→ TASK REQUIREMENTS
Copy out exactly the lines from the one containing "What text is on this page?" to the end of the records below, both included, and nothing else.

→ SUPPLIED ENTRIES
....

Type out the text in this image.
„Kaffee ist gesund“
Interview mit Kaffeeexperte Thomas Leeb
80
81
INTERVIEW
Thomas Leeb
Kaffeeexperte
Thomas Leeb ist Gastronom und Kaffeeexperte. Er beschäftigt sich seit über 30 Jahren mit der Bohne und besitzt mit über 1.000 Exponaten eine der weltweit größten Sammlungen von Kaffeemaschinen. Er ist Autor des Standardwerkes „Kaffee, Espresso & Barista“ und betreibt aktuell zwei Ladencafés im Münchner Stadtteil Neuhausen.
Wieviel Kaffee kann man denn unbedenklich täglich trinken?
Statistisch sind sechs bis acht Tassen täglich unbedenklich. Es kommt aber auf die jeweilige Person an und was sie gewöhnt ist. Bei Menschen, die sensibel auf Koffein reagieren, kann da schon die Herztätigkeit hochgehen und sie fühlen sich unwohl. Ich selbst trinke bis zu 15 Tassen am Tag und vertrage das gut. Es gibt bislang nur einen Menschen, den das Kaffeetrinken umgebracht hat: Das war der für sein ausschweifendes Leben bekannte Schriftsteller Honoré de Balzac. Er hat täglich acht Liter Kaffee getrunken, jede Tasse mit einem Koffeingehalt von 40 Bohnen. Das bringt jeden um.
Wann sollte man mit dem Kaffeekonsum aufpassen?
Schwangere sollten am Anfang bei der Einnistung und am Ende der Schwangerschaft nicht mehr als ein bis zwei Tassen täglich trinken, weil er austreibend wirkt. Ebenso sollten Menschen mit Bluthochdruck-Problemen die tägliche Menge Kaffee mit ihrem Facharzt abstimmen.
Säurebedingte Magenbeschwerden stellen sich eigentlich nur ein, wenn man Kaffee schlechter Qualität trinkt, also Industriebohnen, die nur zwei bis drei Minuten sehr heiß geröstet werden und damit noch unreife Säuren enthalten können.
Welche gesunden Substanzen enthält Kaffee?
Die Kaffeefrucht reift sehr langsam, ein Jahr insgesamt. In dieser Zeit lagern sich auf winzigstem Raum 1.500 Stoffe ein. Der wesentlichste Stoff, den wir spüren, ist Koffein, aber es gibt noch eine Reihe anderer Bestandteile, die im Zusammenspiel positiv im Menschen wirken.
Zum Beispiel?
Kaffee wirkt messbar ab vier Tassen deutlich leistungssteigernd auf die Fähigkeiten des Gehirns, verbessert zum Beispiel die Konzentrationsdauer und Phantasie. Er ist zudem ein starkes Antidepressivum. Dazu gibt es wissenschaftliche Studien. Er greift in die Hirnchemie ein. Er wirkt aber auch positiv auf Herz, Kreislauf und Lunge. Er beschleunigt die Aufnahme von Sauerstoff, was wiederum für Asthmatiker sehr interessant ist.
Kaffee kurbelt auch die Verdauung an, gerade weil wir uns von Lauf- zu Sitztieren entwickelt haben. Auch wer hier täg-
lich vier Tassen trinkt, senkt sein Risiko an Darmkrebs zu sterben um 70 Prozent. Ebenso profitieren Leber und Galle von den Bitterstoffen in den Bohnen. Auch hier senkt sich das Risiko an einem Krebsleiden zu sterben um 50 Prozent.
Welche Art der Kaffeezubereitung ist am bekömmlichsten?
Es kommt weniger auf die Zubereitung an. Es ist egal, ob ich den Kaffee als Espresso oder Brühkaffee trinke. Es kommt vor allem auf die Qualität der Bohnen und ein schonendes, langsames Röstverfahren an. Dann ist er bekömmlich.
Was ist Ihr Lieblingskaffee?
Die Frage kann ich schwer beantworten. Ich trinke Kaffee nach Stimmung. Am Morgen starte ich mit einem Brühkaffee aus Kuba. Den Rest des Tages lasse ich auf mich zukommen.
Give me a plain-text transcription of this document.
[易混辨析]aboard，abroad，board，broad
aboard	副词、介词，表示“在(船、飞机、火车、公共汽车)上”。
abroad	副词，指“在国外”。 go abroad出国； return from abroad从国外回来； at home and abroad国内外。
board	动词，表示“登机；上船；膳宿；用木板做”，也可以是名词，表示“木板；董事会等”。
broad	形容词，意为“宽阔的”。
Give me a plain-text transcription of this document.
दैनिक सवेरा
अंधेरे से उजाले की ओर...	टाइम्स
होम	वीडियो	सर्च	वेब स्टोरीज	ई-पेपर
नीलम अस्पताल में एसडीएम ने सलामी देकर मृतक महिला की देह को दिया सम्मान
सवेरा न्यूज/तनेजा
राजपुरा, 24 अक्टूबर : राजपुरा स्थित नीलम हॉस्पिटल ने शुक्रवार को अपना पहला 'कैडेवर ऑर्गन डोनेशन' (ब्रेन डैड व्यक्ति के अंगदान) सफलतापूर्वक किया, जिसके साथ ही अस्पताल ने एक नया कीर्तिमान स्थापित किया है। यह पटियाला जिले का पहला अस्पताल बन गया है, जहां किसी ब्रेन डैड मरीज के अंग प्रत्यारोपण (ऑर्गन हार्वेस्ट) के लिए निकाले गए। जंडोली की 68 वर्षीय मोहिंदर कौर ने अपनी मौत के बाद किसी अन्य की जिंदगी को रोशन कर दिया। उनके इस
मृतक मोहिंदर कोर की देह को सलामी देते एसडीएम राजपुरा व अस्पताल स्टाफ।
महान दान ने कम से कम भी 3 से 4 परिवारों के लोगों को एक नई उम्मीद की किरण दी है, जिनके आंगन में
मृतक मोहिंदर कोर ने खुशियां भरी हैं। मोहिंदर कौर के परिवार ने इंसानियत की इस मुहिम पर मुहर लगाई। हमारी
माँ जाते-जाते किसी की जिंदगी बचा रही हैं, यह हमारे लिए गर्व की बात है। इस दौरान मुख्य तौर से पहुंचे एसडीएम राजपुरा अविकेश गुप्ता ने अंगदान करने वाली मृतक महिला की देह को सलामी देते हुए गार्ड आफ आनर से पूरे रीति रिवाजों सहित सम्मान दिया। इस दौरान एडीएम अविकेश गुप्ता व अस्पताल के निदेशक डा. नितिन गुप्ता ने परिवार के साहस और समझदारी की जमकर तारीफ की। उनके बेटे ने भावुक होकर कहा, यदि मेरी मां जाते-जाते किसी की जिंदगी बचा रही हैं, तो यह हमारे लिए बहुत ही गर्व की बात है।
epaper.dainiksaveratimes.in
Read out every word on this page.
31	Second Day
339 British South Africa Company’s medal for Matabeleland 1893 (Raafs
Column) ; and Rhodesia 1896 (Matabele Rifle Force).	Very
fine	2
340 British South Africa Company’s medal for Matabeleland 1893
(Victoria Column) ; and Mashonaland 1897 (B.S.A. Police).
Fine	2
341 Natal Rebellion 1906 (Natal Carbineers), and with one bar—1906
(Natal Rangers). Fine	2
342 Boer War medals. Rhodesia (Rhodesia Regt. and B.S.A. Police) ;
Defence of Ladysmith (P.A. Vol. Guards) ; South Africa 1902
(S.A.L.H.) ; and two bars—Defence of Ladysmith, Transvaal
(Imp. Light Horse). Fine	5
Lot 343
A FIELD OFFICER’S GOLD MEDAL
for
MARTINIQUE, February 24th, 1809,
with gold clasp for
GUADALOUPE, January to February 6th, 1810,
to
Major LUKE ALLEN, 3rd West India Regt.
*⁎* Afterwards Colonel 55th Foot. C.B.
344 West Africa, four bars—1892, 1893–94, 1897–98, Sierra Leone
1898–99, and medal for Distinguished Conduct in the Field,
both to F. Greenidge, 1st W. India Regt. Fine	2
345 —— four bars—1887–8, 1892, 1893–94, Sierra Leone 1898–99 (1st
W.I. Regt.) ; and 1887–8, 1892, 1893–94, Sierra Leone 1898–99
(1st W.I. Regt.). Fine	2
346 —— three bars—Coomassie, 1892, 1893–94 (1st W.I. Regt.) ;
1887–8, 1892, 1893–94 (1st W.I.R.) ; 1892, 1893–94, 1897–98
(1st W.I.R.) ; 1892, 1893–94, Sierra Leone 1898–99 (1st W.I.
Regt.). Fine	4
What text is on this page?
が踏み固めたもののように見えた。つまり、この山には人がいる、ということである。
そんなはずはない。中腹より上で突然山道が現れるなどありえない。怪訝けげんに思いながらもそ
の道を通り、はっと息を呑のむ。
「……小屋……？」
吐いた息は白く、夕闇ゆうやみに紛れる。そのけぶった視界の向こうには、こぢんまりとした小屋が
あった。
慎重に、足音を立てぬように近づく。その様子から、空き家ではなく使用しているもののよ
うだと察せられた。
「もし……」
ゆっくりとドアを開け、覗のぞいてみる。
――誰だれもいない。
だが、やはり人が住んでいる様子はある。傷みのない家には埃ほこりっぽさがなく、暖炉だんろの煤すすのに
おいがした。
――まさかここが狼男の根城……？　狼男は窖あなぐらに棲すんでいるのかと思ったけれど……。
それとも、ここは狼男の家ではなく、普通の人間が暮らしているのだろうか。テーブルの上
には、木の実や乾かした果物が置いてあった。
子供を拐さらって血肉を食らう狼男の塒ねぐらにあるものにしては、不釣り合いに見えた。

....

→ SOLUTION TO THE EXERCISE
What text is on this page?
が踏み固めたもののように見えた。つまり、この山には人がいる、ということである。
そんなはずはない。中腹より上で突然山道が現れるなどありえない。怪訝けげんに思いながらもそ
の道を通り、はっと息を呑のむ。
「……小屋……？」
吐いた息は白く、夕闇ゆうやみに紛れる。そのけぶった視界の向こうには、こぢんまりとした小屋が
あった。
慎重に、足音を立てぬように近づく。その様子から、空き家ではなく使用しているもののよ
うだと察せられた。
「もし……」
ゆっくりとドアを開け、覗のぞいてみる。
――誰だれもいない。
だが、やはり人が住んでいる様子はある。傷みのない家には埃ほこりっぽさがなく、暖炉だんろの煤すすのに
おいがした。
――まさかここが狼男の根城……？　狼男は窖あなぐらに棲すんでいるのかと思ったけれど……。
それとも、ここは狼男の家ではなく、普通の人間が暮らしているのだろうか。テーブルの上
には、木の実や乾かした果物が置いてあった。
子供を拐さらって血肉を食らう狼男の塒ねぐらにあるものにしては、不釣り合いに見えた。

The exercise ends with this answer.